◆ Dataset records ◆
---

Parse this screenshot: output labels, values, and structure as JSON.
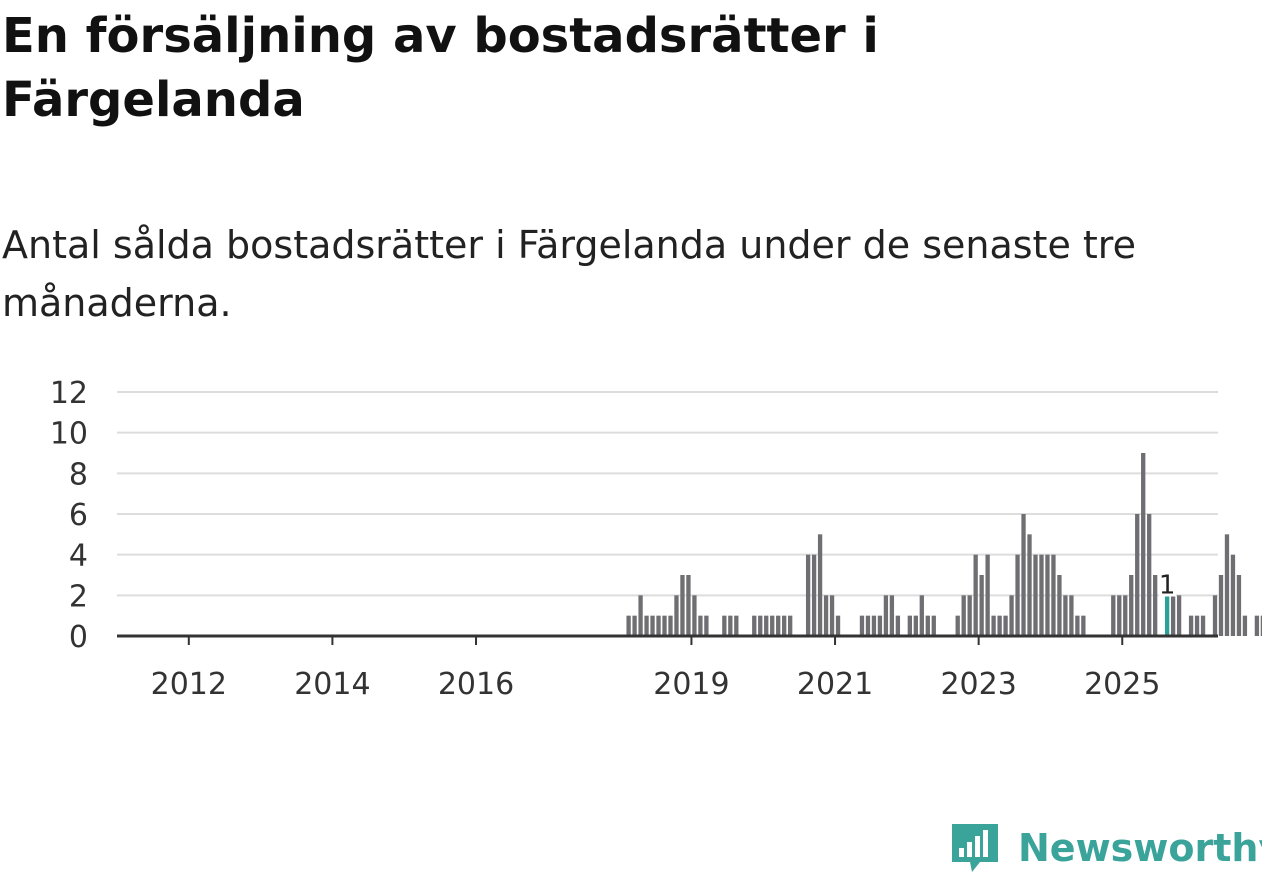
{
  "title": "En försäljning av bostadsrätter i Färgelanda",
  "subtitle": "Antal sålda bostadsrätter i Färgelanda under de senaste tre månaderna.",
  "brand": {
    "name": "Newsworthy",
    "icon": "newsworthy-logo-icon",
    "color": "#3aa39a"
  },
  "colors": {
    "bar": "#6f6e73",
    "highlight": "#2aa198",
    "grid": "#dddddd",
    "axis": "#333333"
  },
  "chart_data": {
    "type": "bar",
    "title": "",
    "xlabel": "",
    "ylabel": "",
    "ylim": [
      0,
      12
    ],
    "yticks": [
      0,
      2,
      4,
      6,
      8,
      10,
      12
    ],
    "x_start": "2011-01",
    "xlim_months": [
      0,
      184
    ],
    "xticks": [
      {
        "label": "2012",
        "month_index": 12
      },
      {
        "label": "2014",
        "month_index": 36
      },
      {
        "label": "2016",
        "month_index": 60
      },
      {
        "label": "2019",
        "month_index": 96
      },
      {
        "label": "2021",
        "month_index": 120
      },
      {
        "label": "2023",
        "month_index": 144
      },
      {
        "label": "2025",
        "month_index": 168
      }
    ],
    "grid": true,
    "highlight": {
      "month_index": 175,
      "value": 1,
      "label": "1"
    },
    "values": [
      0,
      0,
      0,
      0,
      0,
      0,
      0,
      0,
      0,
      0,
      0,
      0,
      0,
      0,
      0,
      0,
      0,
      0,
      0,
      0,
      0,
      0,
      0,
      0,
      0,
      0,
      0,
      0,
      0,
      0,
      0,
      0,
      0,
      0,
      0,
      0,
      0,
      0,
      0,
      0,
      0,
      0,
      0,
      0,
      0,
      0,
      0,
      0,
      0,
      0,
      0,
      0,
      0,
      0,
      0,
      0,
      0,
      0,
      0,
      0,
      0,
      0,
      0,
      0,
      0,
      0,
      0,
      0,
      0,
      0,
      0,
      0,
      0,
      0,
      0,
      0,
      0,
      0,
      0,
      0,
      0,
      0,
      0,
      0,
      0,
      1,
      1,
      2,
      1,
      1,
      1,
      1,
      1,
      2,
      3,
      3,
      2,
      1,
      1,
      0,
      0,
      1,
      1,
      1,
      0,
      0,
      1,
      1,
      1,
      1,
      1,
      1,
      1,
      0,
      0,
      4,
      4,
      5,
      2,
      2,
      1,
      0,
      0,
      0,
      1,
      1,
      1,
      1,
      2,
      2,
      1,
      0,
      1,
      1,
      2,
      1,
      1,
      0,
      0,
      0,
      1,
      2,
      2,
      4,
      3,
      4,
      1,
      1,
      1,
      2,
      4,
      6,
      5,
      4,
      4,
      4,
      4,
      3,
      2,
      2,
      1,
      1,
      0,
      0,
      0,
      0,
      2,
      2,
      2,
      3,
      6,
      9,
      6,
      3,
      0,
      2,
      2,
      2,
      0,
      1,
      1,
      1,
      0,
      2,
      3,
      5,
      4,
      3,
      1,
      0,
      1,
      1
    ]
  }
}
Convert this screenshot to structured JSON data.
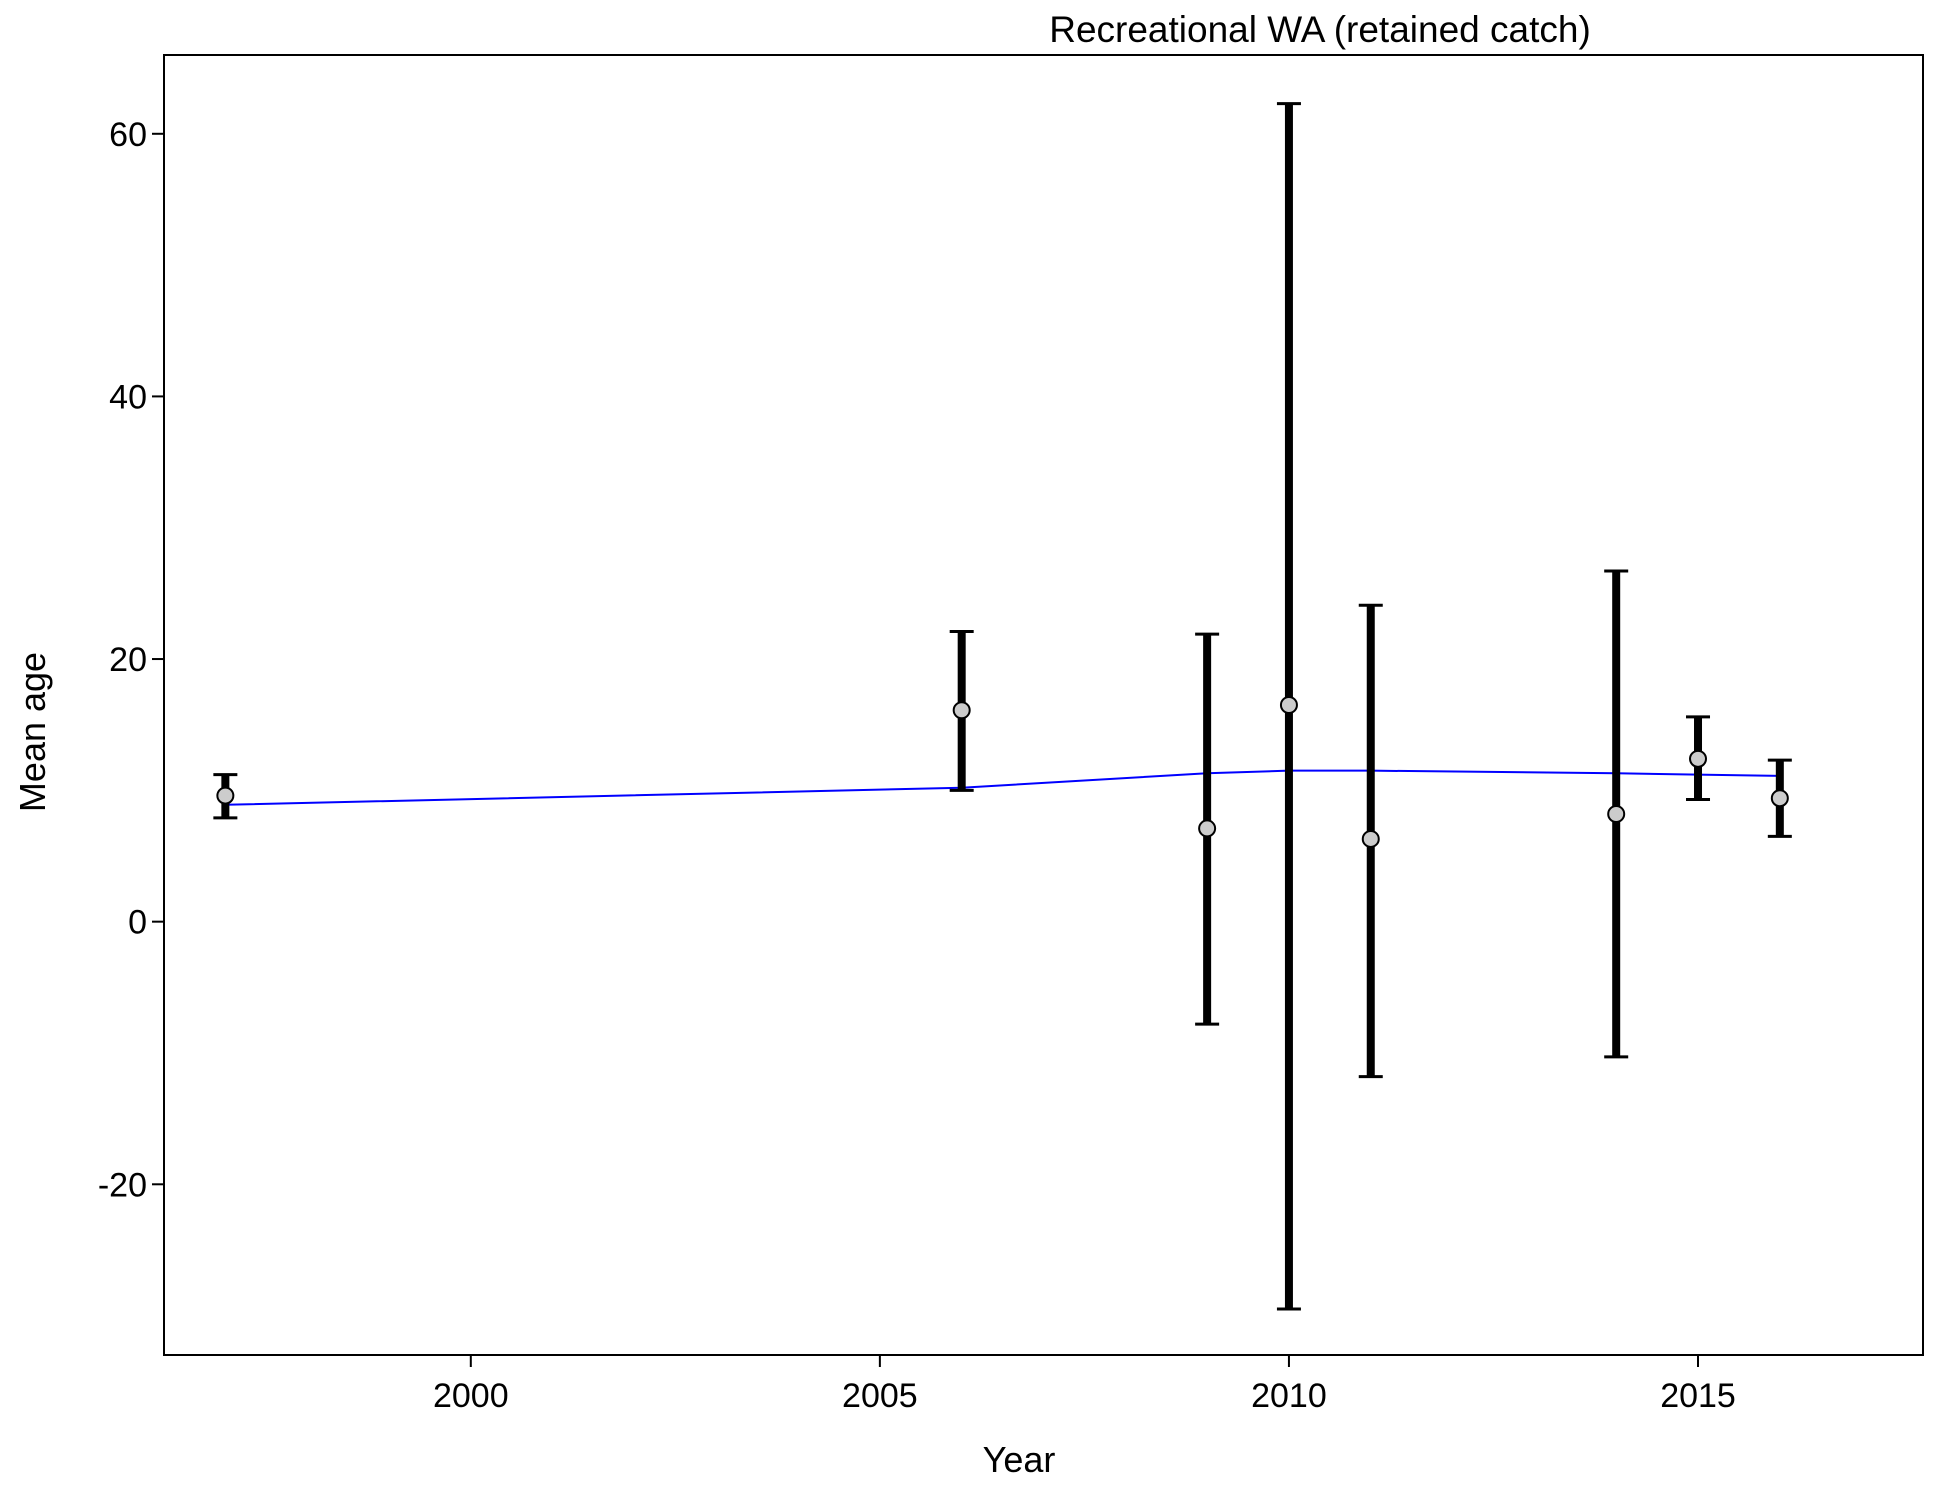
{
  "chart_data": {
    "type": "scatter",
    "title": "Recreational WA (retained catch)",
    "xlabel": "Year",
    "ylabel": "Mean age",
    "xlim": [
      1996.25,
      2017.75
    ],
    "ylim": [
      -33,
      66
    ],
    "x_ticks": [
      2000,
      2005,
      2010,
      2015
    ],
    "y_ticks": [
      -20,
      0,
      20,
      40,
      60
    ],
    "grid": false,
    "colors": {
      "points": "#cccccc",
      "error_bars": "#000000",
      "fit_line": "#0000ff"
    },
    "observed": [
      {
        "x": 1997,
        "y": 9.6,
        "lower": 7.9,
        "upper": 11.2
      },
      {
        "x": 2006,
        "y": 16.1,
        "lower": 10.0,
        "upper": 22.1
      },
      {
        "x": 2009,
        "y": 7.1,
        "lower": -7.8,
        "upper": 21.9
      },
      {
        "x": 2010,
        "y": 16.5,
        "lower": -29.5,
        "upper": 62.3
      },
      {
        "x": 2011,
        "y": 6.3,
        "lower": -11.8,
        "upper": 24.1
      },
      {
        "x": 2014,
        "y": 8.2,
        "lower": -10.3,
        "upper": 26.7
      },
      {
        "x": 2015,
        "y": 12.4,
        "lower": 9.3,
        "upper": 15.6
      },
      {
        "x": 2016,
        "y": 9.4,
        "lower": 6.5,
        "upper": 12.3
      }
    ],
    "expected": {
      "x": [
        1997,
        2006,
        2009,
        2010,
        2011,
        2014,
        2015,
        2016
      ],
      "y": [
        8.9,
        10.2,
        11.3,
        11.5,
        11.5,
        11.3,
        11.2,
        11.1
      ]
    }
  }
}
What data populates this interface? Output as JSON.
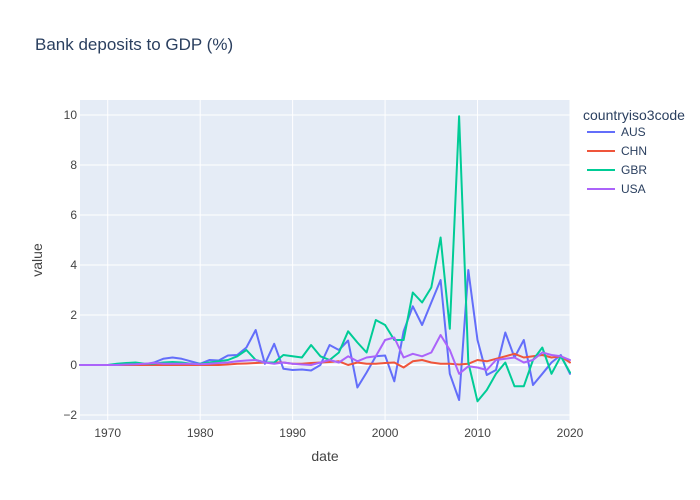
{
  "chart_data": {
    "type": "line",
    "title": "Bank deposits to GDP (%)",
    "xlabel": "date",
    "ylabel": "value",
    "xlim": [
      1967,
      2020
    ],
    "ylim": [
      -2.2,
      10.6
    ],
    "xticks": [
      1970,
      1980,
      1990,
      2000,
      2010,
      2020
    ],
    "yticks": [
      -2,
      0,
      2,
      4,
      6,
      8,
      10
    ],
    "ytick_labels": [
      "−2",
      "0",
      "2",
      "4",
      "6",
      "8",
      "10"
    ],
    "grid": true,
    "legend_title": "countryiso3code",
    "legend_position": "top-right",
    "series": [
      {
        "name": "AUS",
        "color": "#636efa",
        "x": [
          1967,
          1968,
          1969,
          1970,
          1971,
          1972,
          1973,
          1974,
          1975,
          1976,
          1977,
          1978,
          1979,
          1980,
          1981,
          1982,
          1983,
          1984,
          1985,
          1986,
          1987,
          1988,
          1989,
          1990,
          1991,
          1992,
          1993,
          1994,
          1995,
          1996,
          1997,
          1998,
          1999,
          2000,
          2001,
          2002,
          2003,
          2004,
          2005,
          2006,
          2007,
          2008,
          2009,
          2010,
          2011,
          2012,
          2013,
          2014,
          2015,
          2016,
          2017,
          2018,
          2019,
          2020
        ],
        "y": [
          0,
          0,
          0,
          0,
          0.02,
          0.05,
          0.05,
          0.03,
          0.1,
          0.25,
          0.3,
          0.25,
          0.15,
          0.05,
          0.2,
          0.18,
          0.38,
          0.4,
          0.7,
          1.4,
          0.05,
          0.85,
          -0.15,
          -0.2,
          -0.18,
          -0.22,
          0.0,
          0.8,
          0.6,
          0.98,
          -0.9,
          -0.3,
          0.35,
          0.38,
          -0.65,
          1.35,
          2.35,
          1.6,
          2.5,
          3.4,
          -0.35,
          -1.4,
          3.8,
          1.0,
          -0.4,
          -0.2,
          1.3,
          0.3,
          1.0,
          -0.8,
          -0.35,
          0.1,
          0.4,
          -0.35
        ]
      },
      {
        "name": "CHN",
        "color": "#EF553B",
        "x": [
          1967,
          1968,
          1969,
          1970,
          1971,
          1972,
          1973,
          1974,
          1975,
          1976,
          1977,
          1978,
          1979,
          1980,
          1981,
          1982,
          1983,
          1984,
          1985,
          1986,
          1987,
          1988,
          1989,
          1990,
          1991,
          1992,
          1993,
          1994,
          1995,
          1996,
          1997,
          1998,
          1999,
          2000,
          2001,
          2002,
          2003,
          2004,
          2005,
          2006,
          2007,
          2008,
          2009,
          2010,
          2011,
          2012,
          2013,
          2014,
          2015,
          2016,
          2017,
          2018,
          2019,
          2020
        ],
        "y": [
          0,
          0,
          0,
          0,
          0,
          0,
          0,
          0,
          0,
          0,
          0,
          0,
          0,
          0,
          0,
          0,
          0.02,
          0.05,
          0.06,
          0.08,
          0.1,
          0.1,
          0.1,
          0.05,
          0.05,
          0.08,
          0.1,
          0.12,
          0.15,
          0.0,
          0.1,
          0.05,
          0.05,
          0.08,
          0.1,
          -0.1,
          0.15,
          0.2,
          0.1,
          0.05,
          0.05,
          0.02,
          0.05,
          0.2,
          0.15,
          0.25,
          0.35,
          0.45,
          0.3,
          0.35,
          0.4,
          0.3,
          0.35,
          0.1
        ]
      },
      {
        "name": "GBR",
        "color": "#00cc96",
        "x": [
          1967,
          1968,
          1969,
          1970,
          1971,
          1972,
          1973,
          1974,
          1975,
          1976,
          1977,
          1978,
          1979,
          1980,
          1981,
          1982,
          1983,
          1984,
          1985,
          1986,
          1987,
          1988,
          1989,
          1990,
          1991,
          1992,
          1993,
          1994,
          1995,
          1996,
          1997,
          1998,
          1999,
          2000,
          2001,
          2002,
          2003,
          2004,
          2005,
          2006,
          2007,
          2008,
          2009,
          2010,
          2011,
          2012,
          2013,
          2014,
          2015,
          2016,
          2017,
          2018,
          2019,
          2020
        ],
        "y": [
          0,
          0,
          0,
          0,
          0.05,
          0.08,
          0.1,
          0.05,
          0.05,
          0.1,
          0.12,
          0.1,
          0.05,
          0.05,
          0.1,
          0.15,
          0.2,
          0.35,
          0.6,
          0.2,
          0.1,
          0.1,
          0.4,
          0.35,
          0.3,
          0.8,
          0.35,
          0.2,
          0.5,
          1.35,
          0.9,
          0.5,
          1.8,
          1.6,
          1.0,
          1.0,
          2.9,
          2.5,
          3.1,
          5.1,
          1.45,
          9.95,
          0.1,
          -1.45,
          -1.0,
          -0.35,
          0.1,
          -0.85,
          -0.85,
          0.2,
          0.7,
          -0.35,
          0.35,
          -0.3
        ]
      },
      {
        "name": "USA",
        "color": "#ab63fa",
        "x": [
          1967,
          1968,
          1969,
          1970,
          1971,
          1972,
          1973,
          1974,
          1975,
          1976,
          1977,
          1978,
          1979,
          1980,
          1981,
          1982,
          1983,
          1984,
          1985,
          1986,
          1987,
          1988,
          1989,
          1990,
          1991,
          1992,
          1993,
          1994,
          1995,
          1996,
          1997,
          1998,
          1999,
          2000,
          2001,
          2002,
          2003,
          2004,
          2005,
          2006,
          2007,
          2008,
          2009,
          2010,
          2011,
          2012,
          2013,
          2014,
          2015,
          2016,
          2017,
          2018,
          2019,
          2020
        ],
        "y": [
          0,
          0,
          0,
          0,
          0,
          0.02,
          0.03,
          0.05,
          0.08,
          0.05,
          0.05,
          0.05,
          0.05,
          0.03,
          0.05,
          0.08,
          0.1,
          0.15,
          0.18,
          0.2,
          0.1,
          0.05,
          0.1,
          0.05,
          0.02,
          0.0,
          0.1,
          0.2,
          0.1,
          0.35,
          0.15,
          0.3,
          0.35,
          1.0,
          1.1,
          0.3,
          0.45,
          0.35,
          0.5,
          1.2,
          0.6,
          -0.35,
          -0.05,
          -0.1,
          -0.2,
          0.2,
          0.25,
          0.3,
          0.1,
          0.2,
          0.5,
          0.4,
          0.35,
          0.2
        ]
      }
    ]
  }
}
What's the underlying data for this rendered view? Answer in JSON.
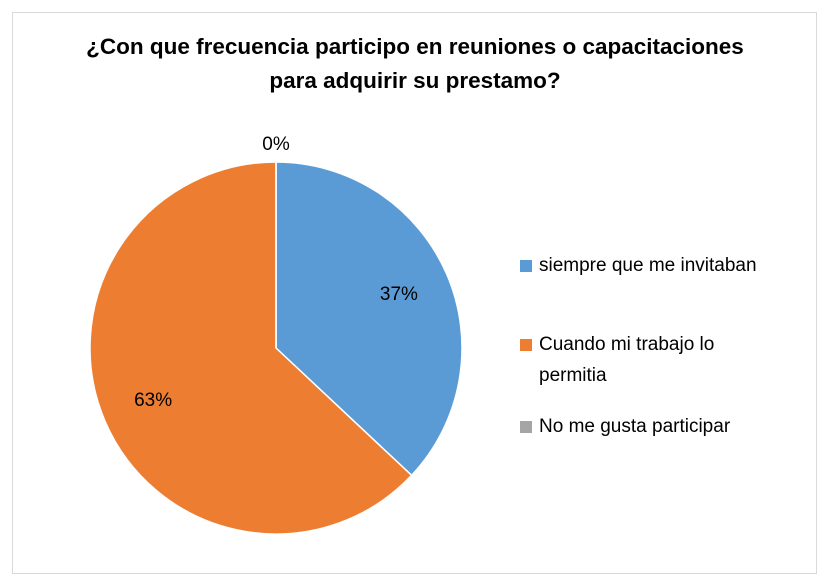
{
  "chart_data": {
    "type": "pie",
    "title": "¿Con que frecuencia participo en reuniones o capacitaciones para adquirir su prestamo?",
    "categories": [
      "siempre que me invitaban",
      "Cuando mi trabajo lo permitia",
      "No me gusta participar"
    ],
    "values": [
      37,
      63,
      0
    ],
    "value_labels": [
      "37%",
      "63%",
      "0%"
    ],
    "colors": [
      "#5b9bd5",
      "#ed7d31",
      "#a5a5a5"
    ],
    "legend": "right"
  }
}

---

◆ Exercise brief ◆
Output the span from the line with "What's the underlying" through the last line of the data, inclusive and exact, and omit every picture.

◆ Output ◆
What's the underlying data for this rendered view? Answer in JSON.
{
  "chart_data": {
    "type": "pie",
    "title": "¿Con que frecuencia participo en reuniones o capacitaciones para adquirir su prestamo?",
    "categories": [
      "siempre que me invitaban",
      "Cuando mi trabajo lo permitia",
      "No me gusta participar"
    ],
    "values": [
      37,
      63,
      0
    ],
    "value_labels": [
      "37%",
      "63%",
      "0%"
    ],
    "colors": [
      "#5b9bd5",
      "#ed7d31",
      "#a5a5a5"
    ],
    "legend": "right"
  }
}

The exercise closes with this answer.